### [EXERCISE DETAILS]
Return every record exactly as written.

** Start EXCERPTED RECORDS **

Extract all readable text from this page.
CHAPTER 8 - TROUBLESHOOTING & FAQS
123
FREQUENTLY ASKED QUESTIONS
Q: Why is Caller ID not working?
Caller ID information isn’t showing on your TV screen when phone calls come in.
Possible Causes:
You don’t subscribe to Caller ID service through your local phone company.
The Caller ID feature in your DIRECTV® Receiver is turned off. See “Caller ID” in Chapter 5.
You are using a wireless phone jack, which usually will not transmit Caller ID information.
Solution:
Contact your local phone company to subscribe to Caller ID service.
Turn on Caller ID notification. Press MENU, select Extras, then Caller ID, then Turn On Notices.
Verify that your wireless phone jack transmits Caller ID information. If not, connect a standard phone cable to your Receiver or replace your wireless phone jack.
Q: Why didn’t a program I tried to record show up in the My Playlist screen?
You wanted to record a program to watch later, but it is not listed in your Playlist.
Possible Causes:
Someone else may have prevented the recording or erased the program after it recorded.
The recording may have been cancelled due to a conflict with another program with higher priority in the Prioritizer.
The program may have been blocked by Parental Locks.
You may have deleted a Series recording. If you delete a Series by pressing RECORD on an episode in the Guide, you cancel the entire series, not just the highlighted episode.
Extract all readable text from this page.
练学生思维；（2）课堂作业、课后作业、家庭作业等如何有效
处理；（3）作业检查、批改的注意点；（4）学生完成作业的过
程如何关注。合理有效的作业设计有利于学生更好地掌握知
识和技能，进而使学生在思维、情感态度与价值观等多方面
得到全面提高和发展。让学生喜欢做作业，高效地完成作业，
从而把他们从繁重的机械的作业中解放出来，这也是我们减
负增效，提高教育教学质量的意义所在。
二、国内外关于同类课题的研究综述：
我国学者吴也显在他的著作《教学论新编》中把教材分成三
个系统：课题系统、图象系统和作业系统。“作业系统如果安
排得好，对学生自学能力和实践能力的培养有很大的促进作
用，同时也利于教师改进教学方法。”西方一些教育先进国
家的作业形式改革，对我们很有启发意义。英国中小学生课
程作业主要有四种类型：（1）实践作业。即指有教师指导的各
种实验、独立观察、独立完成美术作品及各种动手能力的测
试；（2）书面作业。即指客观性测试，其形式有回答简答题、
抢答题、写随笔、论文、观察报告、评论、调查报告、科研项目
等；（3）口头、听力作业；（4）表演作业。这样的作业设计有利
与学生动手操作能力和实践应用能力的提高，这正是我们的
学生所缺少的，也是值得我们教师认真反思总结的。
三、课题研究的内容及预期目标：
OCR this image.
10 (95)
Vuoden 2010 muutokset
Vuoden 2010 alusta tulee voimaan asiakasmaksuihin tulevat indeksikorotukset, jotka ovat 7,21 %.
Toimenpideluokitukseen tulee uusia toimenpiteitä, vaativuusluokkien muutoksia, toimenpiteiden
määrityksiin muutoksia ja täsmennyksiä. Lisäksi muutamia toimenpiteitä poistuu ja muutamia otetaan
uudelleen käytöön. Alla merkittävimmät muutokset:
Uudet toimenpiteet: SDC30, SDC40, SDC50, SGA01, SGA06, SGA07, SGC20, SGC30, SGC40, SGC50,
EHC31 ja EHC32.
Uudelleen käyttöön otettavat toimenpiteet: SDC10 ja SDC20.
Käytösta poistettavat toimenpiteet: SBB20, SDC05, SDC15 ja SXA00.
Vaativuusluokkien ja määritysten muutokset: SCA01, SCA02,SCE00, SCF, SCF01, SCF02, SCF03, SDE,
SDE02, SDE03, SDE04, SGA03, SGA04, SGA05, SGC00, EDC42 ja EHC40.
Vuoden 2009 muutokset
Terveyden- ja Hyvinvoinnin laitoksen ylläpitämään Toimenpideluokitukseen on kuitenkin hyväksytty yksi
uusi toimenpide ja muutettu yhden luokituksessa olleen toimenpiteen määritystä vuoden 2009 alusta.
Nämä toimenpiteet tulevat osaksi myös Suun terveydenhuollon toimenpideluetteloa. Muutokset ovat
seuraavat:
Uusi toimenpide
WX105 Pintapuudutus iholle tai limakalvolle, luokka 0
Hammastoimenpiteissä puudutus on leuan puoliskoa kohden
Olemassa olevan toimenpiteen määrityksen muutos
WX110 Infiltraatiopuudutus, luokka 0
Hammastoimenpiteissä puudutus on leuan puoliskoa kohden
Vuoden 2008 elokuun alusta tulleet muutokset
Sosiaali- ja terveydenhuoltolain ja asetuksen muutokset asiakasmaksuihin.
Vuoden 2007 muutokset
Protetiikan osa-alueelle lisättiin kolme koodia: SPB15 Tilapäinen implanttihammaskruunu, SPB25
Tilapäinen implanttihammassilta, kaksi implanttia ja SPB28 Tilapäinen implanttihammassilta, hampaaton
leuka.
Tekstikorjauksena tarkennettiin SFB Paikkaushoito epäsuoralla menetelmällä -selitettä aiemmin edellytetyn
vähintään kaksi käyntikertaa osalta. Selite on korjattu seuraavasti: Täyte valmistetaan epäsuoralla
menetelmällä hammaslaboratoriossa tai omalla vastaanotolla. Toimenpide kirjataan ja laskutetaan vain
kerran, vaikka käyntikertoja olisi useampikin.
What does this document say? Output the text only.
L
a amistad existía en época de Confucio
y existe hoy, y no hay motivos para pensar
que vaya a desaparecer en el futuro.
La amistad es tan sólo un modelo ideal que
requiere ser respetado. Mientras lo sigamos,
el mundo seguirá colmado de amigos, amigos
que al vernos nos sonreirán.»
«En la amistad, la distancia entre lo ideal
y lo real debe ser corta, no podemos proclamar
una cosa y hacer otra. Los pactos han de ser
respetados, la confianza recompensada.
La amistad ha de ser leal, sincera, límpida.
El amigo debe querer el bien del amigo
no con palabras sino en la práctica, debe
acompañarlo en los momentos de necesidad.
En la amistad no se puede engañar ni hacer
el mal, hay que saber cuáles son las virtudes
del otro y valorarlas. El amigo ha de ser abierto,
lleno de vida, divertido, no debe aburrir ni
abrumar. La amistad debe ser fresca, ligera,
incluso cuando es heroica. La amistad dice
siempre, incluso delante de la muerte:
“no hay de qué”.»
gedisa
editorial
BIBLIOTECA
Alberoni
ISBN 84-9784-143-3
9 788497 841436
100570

** End EXCERPTED RECORDS **

### [RESULT OF THE EXERCISE]
Extract all readable text from this page.
CHAPTER 8 - TROUBLESHOOTING & FAQS
123
FREQUENTLY ASKED QUESTIONS
Q: Why is Caller ID not working?
Caller ID information isn’t showing on your TV screen when phone calls come in.
Possible Causes:
You don’t subscribe to Caller ID service through your local phone company.
The Caller ID feature in your DIRECTV® Receiver is turned off. See “Caller ID” in Chapter 5.
You are using a wireless phone jack, which usually will not transmit Caller ID information.
Solution:
Contact your local phone company to subscribe to Caller ID service.
Turn on Caller ID notification. Press MENU, select Extras, then Caller ID, then Turn On Notices.
Verify that your wireless phone jack transmits Caller ID information. If not, connect a standard phone cable to your Receiver or replace your wireless phone jack.
Q: Why didn’t a program I tried to record show up in the My Playlist screen?
You wanted to record a program to watch later, but it is not listed in your Playlist.
Possible Causes:
Someone else may have prevented the recording or erased the program after it recorded.
The recording may have been cancelled due to a conflict with another program with higher priority in the Prioritizer.
The program may have been blocked by Parental Locks.
You may have deleted a Series recording. If you delete a Series by pressing RECORD on an episode in the Guide, you cancel the entire series, not just the highlighted episode.
Extract all readable text from this page.
练学生思维；（2）课堂作业、课后作业、家庭作业等如何有效
处理；（3）作业检查、批改的注意点；（4）学生完成作业的过
程如何关注。合理有效的作业设计有利于学生更好地掌握知
识和技能，进而使学生在思维、情感态度与价值观等多方面
得到全面提高和发展。让学生喜欢做作业，高效地完成作业，
从而把他们从繁重的机械的作业中解放出来，这也是我们减
负增效，提高教育教学质量的意义所在。
二、国内外关于同类课题的研究综述：
我国学者吴也显在他的著作《教学论新编》中把教材分成三
个系统：课题系统、图象系统和作业系统。“作业系统如果安
排得好，对学生自学能力和实践能力的培养有很大的促进作
用，同时也利于教师改进教学方法。”西方一些教育先进国
家的作业形式改革，对我们很有启发意义。英国中小学生课
程作业主要有四种类型：（1）实践作业。即指有教师指导的各
种实验、独立观察、独立完成美术作品及各种动手能力的测
试；（2）书面作业。即指客观性测试，其形式有回答简答题、
抢答题、写随笔、论文、观察报告、评论、调查报告、科研项目
等；（3）口头、听力作业；（4）表演作业。这样的作业设计有利
与学生动手操作能力和实践应用能力的提高，这正是我们的
学生所缺少的，也是值得我们教师认真反思总结的。
三、课题研究的内容及预期目标：
OCR this image.
10 (95)
Vuoden 2010 muutokset
Vuoden 2010 alusta tulee voimaan asiakasmaksuihin tulevat indeksikorotukset, jotka ovat 7,21 %.
Toimenpideluokitukseen tulee uusia toimenpiteitä, vaativuusluokkien muutoksia, toimenpiteiden
määrityksiin muutoksia ja täsmennyksiä. Lisäksi muutamia toimenpiteitä poistuu ja muutamia otetaan
uudelleen käytöön. Alla merkittävimmät muutokset:
Uudet toimenpiteet: SDC30, SDC40, SDC50, SGA01, SGA06, SGA07, SGC20, SGC30, SGC40, SGC50,
EHC31 ja EHC32.
Uudelleen käyttöön otettavat toimenpiteet: SDC10 ja SDC20.
Käytösta poistettavat toimenpiteet: SBB20, SDC05, SDC15 ja SXA00.
Vaativuusluokkien ja määritysten muutokset: SCA01, SCA02,SCE00, SCF, SCF01, SCF02, SCF03, SDE,
SDE02, SDE03, SDE04, SGA03, SGA04, SGA05, SGC00, EDC42 ja EHC40.
Vuoden 2009 muutokset
Terveyden- ja Hyvinvoinnin laitoksen ylläpitämään Toimenpideluokitukseen on kuitenkin hyväksytty yksi
uusi toimenpide ja muutettu yhden luokituksessa olleen toimenpiteen määritystä vuoden 2009 alusta.
Nämä toimenpiteet tulevat osaksi myös Suun terveydenhuollon toimenpideluetteloa. Muutokset ovat
seuraavat:
Uusi toimenpide
WX105 Pintapuudutus iholle tai limakalvolle, luokka 0
Hammastoimenpiteissä puudutus on leuan puoliskoa kohden
Olemassa olevan toimenpiteen määrityksen muutos
WX110 Infiltraatiopuudutus, luokka 0
Hammastoimenpiteissä puudutus on leuan puoliskoa kohden
Vuoden 2008 elokuun alusta tulleet muutokset
Sosiaali- ja terveydenhuoltolain ja asetuksen muutokset asiakasmaksuihin.
Vuoden 2007 muutokset
Protetiikan osa-alueelle lisättiin kolme koodia: SPB15 Tilapäinen implanttihammaskruunu, SPB25
Tilapäinen implanttihammassilta, kaksi implanttia ja SPB28 Tilapäinen implanttihammassilta, hampaaton
leuka.
Tekstikorjauksena tarkennettiin SFB Paikkaushoito epäsuoralla menetelmällä -selitettä aiemmin edellytetyn
vähintään kaksi käyntikertaa osalta. Selite on korjattu seuraavasti: Täyte valmistetaan epäsuoralla
menetelmällä hammaslaboratoriossa tai omalla vastaanotolla. Toimenpide kirjataan ja laskutetaan vain
kerran, vaikka käyntikertoja olisi useampikin.
What does this document say? Output the text only.
L
a amistad existía en época de Confucio
y existe hoy, y no hay motivos para pensar
que vaya a desaparecer en el futuro.
La amistad es tan sólo un modelo ideal que
requiere ser respetado. Mientras lo sigamos,
el mundo seguirá colmado de amigos, amigos
que al vernos nos sonreirán.»
«En la amistad, la distancia entre lo ideal
y lo real debe ser corta, no podemos proclamar
una cosa y hacer otra. Los pactos han de ser
respetados, la confianza recompensada.
La amistad ha de ser leal, sincera, límpida.
El amigo debe querer el bien del amigo
no con palabras sino en la práctica, debe
acompañarlo en los momentos de necesidad.
En la amistad no se puede engañar ni hacer
el mal, hay que saber cuáles son las virtudes
del otro y valorarlas. El amigo ha de ser abierto,
lleno de vida, divertido, no debe aburrir ni
abrumar. La amistad debe ser fresca, ligera,
incluso cuando es heroica. La amistad dice
siempre, incluso delante de la muerte:
“no hay de qué”.»
gedisa
editorial
BIBLIOTECA
Alberoni
ISBN 84-9784-143-3
9 788497 841436
100570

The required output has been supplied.